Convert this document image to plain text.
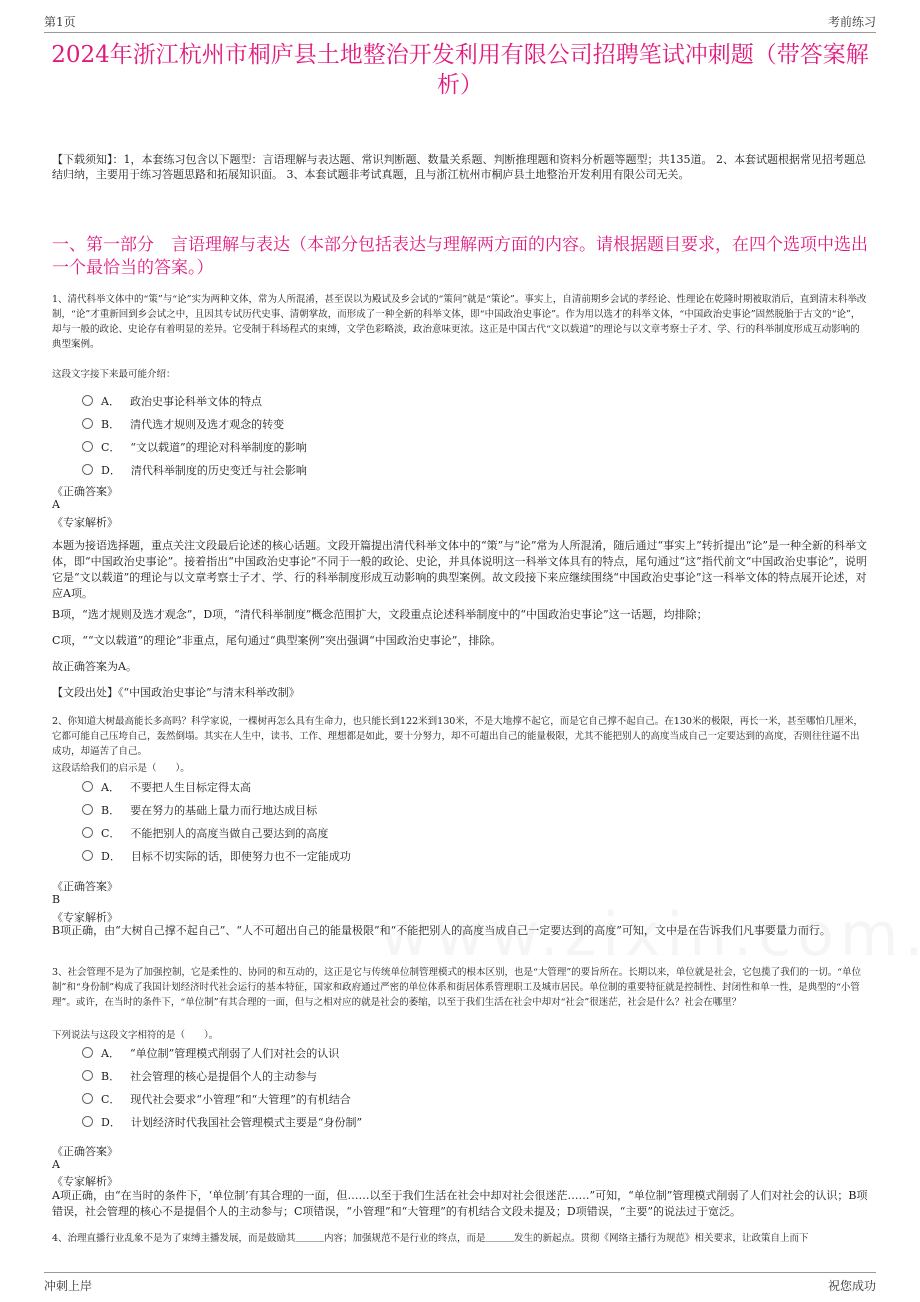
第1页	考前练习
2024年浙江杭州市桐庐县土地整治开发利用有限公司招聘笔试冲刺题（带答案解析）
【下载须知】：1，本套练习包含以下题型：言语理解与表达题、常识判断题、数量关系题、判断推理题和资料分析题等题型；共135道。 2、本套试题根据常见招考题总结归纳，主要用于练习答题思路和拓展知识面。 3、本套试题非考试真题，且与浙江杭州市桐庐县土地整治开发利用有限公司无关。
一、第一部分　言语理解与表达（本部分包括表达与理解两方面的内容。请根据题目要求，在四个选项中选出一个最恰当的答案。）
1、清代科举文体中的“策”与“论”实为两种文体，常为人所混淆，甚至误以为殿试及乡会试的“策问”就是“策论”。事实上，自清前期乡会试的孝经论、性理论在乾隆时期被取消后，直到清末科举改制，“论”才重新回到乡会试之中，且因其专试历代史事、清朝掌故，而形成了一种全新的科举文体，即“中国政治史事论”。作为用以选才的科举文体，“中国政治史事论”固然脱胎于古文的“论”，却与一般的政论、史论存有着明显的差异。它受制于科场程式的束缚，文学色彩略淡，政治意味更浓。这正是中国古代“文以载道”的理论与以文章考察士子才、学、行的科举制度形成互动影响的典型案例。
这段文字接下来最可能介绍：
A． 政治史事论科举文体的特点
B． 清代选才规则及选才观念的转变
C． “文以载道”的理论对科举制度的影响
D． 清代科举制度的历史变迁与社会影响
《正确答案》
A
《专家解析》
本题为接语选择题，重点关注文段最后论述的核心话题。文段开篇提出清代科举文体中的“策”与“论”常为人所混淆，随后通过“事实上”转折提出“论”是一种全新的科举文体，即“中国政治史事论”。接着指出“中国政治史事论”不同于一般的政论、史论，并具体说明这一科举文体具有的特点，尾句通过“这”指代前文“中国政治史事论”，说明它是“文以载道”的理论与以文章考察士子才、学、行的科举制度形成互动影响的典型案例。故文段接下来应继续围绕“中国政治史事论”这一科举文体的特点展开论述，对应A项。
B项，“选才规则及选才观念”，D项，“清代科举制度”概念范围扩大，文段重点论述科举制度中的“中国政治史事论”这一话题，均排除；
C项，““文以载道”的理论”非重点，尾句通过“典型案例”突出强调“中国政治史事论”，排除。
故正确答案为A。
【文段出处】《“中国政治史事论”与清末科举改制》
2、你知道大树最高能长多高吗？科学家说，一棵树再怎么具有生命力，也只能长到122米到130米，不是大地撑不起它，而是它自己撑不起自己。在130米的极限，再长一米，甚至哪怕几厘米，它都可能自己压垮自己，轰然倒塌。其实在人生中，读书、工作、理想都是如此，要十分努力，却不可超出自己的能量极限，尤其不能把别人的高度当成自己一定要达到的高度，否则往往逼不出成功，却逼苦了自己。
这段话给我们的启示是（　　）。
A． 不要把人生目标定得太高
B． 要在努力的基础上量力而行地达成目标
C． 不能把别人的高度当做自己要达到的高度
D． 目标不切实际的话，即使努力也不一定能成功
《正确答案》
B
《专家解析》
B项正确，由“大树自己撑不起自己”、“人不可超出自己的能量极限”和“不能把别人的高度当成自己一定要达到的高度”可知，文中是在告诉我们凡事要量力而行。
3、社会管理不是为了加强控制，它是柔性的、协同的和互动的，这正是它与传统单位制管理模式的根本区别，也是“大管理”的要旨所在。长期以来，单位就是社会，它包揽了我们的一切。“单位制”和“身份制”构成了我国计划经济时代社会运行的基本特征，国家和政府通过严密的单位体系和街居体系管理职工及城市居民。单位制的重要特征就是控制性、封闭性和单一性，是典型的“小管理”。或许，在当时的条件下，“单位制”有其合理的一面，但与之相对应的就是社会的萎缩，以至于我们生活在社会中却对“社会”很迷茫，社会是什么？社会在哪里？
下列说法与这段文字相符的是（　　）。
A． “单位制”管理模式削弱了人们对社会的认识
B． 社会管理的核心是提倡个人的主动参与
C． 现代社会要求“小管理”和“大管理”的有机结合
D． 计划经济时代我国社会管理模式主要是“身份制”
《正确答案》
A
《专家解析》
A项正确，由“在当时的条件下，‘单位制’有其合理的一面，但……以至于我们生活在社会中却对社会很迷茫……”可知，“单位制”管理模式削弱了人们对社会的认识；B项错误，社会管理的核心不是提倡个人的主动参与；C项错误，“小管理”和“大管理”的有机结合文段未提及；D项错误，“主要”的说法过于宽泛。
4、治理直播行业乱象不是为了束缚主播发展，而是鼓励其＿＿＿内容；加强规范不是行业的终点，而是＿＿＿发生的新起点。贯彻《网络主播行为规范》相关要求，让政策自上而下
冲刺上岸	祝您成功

++++++++++

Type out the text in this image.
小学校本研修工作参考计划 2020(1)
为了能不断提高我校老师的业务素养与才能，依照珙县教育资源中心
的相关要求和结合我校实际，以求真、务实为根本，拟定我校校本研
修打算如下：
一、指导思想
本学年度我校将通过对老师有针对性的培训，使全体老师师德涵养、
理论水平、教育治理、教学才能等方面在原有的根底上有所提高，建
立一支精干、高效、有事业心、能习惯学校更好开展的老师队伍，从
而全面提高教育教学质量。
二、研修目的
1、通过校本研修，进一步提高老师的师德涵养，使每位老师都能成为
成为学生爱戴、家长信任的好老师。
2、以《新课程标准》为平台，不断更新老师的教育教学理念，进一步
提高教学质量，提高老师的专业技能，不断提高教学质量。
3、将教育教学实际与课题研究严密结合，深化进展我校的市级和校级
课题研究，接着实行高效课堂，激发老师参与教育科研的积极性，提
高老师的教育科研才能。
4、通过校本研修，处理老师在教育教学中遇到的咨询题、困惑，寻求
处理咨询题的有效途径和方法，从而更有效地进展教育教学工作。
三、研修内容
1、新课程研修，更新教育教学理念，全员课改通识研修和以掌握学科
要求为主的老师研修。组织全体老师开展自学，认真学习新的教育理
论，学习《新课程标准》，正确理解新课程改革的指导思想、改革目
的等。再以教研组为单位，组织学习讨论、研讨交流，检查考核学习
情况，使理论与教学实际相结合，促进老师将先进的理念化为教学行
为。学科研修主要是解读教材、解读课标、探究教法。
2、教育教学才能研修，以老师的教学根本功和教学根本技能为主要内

++++++++++

Directive: Across the material above, count every line holding "新课程标准" and write down only the number.

Result of this exercise: 2